━━ Text passage

There are other striking resemblances that may be seen in Drews. But
the other Eastern liturgy, the Alexandrine use, also shows very
striking parallels. The prayer for the celebrant, of which the form was
"Mihi quoque indignissimo famulo tuo propitius esse digneris, et ab
omnibus me peccatorum offensionibus emundare" (Ebner, Miss. Rom., 401),
is an exact translation of the corresponding Alexandrine text:
"Remember me also, O Lord, thy humble and unworthy servant, and forgive
my sins" (Brightman, 130). The author of "De Sacr." quotes the Roman
Canon as saying "quod est figura corporis et sanguinis domini nostri
Iesu Christi", and the Egyptian Prayer Book of Serapion uses exactly
the same expression, "the figure of the body and blood" (Texte u. Unt.,
II, 3, p. 5). In the West the words "our God" are not often applied to
Christ in liturgies. In the Gelasian Sacramentary they occur ("ut nobis
corpus et sanguis fiat dilectissimi filii tui Domini Dei nostri Iesu
Christi", ed. Wilson, 235), just where they come in the same context in
St. Mark's Liturgy (Brightman, 126). Our Mass refers to the oblation as
"thy gifts and favours" (de tuis donis ac datis); so does St. Mark
(ib., 133). But the most striking parallel between Rome and Alexandria
is in the order of the Canon. The Antiochene Liturgy puts the whole of
the Intercession after the words of Institution and the Epiklesis; in
Alexandria it comes before. And in our Canon the greater part of this
intercession ("imprimis quæ tibi offerimus", "Commemoratio pro vivis",
"Communicantes") also comes before the Consecration, leaving only as a
curious anomaly the "Commemoratio pro defunctis" and the "Nobis quoque
peccatoribus" to follow after the Anamnesis (Unde et momores).
Although, then, it is
impossible to establish any sort of mutual dependence, it is evident
that the Roman Canon contains likenesses to the two Eastern rites too
exact to be accidental; in its forms it most resembles the Antiochene
Anaphora, but in its arrangement it follows, or guides, Alexandria.

━━━━

Actions to take>
a. Write out the part of the passage on the Roman Canon starting at "Although, then, it" and ending at "or guides, Alexandria.".
b. Rewrite the records, starting at their first line and ending at the line that contains "815, 855, 851]", as a Markdown table with the columns Number and Record line. Leave out any blank lines.
The passage and the records are two unrelated pieces of material.

━━ Given records

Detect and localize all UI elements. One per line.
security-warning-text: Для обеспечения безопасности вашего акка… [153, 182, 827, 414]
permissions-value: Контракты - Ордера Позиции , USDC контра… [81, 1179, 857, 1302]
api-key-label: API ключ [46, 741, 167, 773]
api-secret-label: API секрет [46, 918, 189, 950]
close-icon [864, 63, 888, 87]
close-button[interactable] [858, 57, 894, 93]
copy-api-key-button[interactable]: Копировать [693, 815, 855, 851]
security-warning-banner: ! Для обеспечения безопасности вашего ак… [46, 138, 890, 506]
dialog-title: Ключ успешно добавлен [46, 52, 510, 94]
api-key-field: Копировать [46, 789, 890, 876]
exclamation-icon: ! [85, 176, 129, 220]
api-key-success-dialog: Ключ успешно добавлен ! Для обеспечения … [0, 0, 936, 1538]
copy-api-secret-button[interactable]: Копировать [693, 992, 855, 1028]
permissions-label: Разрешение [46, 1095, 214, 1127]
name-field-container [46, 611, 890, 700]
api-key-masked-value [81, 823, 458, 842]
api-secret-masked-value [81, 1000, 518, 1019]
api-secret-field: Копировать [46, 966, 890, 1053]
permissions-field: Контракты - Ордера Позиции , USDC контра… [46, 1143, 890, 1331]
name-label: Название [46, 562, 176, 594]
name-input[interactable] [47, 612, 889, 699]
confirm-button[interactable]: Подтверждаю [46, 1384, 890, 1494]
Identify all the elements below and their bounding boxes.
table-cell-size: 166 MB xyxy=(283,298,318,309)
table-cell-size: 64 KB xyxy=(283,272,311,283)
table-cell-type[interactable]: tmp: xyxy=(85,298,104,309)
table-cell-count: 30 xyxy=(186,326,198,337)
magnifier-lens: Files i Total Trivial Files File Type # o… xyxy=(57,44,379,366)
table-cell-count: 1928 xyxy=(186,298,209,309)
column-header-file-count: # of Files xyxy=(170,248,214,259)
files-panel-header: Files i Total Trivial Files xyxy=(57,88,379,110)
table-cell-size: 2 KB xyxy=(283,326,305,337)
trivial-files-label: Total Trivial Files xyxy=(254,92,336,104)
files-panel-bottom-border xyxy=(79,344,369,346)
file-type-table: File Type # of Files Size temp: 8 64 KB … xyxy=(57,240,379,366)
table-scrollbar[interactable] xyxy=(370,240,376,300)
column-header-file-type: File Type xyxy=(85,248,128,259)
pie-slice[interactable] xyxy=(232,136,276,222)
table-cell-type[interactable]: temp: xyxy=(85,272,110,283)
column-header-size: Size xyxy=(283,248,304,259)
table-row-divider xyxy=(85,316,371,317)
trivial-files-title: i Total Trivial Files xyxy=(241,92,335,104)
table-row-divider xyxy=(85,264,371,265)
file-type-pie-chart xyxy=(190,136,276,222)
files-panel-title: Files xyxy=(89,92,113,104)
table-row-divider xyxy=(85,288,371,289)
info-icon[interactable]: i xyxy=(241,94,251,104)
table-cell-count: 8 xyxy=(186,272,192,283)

━━━━

Results for each task>
a.
Although, then, it is
impossible to establish any sort of mutual dependence, it is evident
that the Roman Canon contains likenesses to the two Eastern rites too
exact to be accidental; in its forms it most resembles the Antiochene
Anaphora, but in its arrangement it follows, or guides, Alexandria.

b.
| Number | Record line |
|---|---|
| 1 | Detect and localize all UI elements. One per line. |
| 2 | security-warning-text: Для обеспечения безопасности вашего акка… [153, 182, 827, 414] |
| 3 | permissions-value: Контракты - Ордера Позиции , USDC контра… [81, 1179, 857, 1302] |
| 4 | api-key-label: API ключ [46, 741, 167, 773] |
| 5 | api-secret-label: API секрет [46, 918, 189, 950] |
| 6 | close-icon [864, 63, 888, 87] |
| 7 | close-button[interactable] [858, 57, 894, 93] |
| 8 | copy-api-key-button[interactable]: Копировать [693, 815, 855, 851] |